— Begin —

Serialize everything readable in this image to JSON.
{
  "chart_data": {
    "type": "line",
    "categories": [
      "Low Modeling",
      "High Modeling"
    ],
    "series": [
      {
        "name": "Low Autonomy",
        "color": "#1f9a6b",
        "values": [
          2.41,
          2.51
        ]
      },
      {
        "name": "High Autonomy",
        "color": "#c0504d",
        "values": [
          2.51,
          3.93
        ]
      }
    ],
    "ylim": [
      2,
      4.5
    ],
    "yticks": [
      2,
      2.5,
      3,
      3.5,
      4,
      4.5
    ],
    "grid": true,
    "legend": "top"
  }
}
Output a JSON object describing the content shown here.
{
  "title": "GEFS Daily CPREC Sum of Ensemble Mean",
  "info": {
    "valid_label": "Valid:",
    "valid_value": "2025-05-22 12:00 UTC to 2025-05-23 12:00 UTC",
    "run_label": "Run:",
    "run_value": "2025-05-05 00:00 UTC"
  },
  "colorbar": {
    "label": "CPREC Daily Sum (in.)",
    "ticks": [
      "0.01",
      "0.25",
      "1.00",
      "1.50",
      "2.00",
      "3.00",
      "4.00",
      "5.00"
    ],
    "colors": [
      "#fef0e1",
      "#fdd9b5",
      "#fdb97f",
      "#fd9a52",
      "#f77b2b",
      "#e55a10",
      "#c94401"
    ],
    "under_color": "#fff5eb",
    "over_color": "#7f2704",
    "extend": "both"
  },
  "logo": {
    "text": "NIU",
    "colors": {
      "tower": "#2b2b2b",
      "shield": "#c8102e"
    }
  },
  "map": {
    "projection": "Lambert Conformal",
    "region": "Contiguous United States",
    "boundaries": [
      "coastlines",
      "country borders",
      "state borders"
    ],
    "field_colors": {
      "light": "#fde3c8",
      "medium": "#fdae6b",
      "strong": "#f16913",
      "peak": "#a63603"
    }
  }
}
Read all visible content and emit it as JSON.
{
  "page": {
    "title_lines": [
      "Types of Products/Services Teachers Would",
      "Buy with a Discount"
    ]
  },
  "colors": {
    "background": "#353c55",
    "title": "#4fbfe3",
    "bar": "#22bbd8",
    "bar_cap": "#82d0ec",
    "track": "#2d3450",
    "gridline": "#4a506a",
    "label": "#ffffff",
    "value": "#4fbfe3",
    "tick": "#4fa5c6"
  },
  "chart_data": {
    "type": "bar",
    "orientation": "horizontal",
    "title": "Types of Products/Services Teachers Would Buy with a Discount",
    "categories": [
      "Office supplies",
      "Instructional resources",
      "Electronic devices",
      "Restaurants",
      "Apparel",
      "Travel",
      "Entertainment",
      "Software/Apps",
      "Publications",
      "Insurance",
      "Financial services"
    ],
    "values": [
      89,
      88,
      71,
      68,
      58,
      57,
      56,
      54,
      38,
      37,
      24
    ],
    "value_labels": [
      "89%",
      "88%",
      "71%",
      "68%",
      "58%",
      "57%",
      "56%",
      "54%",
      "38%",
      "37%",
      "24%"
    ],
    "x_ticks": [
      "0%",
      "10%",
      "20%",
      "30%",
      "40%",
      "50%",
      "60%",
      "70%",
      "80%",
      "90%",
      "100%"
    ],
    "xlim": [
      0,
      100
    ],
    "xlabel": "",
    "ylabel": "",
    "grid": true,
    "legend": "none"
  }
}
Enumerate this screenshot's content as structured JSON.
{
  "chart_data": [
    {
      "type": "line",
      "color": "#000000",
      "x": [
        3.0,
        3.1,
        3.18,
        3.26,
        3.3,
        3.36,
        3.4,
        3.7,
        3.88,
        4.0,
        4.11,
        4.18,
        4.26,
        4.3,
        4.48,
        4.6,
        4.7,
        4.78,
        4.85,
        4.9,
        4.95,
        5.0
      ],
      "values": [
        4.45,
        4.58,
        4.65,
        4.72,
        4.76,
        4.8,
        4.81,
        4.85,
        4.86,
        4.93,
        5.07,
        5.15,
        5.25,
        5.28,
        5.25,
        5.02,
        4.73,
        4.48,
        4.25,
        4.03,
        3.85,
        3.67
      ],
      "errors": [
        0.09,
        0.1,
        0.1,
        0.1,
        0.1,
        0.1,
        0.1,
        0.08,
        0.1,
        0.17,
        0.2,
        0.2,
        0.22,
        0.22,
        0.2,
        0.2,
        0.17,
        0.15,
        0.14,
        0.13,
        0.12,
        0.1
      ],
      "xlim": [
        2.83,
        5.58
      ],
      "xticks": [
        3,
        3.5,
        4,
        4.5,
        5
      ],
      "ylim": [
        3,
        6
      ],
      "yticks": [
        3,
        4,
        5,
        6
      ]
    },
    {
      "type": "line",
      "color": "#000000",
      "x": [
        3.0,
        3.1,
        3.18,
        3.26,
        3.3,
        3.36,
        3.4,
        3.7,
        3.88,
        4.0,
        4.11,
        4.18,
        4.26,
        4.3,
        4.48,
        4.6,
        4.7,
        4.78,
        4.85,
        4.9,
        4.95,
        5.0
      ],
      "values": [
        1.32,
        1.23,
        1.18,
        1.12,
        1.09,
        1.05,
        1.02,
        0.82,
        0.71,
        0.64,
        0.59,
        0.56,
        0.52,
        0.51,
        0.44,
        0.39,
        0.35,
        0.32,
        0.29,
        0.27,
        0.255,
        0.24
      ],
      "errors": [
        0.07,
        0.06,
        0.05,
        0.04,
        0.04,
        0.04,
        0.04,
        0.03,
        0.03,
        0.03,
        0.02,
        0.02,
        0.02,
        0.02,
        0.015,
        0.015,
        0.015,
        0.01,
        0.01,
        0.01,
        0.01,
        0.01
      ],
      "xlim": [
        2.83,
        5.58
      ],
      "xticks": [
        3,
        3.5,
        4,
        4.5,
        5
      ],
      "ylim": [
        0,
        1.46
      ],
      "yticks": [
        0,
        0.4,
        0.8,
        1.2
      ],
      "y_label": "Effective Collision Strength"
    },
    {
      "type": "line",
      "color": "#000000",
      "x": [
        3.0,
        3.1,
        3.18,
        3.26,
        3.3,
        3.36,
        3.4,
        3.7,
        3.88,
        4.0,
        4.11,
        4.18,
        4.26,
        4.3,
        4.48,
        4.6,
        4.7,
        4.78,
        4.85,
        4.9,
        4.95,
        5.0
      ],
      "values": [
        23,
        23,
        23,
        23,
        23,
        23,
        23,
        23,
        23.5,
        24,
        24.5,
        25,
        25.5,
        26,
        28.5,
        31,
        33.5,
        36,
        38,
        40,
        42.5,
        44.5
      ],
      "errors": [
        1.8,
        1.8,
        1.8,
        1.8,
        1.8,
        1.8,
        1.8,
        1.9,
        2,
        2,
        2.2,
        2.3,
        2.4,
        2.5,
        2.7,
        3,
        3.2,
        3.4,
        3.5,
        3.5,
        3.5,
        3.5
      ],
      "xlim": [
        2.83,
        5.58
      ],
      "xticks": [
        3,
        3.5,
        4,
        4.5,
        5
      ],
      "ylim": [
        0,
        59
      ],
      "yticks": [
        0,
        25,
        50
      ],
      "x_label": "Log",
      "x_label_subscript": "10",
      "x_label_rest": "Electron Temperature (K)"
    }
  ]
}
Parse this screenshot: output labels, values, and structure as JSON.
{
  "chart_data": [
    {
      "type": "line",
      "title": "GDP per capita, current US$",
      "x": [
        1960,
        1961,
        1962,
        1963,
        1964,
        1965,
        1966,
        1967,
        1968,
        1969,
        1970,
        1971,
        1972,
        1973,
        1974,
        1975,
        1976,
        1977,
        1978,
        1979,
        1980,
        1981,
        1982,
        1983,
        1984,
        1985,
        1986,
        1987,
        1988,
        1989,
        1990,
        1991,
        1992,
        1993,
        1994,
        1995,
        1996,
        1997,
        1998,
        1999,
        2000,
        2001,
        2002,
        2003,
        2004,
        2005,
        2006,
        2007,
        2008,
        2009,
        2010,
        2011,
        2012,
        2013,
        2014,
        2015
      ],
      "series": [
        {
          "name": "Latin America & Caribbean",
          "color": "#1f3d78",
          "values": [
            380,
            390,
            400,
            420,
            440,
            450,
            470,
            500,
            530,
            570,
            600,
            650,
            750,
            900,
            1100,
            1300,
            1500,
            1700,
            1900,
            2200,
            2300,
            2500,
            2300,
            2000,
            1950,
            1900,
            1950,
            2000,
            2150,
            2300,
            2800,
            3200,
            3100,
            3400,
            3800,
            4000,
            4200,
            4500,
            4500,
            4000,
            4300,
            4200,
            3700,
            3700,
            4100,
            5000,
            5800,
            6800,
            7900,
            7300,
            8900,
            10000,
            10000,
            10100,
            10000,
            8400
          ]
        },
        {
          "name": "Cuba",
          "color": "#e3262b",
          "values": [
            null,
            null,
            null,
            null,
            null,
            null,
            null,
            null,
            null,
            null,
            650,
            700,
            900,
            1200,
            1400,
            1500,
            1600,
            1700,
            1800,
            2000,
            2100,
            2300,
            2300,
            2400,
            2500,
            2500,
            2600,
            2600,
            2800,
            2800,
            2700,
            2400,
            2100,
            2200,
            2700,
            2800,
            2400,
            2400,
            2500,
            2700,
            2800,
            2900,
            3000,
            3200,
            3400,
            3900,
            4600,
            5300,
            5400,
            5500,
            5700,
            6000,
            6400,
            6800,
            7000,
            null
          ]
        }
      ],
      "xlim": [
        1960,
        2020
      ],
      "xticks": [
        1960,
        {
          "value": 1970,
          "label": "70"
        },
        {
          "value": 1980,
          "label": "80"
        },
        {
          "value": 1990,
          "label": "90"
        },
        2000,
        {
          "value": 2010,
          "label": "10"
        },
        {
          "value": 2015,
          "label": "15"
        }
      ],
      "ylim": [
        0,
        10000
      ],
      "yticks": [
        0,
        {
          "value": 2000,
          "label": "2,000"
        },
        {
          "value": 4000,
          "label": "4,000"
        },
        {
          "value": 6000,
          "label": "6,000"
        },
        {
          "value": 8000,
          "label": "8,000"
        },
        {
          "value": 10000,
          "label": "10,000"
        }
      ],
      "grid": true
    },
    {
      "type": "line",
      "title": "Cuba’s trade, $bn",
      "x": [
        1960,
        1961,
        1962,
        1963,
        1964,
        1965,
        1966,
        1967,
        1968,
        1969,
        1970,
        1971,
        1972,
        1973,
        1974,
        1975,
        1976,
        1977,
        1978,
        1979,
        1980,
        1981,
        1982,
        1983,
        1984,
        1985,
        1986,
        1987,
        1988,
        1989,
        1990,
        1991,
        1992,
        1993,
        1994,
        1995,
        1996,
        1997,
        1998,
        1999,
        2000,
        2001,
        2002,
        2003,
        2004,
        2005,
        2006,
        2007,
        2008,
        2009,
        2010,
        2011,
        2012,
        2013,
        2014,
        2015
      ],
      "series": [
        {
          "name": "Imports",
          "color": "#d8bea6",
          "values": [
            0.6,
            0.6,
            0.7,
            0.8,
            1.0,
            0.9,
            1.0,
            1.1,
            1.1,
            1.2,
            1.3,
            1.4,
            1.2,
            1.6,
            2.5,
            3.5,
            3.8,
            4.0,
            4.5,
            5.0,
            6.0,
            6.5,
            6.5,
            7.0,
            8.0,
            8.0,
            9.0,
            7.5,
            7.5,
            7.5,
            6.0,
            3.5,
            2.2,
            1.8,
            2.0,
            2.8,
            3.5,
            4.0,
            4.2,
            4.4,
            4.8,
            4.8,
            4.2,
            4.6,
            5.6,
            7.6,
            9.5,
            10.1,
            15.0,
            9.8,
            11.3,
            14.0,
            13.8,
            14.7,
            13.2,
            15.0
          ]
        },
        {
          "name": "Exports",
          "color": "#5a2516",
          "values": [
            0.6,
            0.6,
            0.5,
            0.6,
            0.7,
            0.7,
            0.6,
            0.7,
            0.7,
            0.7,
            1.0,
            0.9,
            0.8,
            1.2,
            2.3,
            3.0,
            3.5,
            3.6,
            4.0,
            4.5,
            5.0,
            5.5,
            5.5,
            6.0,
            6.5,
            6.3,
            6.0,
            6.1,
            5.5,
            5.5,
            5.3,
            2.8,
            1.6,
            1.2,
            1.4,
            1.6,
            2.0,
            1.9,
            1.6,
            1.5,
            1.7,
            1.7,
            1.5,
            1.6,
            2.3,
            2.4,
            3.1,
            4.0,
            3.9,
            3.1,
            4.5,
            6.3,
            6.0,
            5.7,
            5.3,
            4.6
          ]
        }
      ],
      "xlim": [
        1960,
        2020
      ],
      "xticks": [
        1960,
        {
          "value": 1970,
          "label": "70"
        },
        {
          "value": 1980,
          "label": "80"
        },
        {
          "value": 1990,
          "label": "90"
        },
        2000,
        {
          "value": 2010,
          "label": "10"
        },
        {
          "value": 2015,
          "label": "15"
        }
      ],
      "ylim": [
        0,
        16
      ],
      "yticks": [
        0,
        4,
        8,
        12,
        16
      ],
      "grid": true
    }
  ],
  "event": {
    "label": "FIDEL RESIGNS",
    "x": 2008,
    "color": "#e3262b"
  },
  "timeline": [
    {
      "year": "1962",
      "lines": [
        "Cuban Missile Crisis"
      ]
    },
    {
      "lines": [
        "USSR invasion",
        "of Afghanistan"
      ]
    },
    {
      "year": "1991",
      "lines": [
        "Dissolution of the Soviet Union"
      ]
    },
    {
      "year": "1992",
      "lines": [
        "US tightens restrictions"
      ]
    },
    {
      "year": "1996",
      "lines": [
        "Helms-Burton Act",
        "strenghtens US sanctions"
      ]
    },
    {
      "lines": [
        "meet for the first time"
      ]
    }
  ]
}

— End —

== Request ==
Which lines of the data include "Daily"? Copy each of them.

== Result ==
  "title": "GEFS Daily CPREC Sum of Ensemble Mean",
    "label": "CPREC Daily Sum (in.)",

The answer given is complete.